### THE REQUEST
Copy out each row below in which the string "axis" appears.

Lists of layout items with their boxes
—————

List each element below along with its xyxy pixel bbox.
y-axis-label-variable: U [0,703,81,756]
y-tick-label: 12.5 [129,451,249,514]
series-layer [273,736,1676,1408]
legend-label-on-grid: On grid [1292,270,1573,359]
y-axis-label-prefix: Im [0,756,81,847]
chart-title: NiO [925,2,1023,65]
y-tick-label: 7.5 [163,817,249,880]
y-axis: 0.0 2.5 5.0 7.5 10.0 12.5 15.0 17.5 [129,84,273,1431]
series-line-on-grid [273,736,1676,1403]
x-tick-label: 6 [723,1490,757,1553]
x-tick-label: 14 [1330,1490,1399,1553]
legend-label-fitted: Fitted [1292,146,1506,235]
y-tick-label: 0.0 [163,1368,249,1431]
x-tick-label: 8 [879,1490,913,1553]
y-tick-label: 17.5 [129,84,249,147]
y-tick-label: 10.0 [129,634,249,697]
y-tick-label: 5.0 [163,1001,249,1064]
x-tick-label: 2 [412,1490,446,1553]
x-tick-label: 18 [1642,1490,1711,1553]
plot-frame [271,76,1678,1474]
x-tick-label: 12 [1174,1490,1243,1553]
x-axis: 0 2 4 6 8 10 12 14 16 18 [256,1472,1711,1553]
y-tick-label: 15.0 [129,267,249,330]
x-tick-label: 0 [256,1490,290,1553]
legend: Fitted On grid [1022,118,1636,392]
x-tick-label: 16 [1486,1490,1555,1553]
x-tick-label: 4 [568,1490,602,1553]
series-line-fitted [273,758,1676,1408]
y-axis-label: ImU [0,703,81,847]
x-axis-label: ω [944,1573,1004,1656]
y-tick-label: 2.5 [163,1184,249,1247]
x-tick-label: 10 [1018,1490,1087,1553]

—————

### FULL ANSWER
y-axis-label-variable: U [0,703,81,756]
y-axis-label-prefix: Im [0,756,81,847]
y-axis: 0.0 2.5 5.0 7.5 10.0 12.5 15.0 17.5 [129,84,273,1431]
x-axis: 0 2 4 6 8 10 12 14 16 18 [256,1472,1711,1553]
y-axis-label: ImU [0,703,81,847]
x-axis-label: ω [944,1573,1004,1656]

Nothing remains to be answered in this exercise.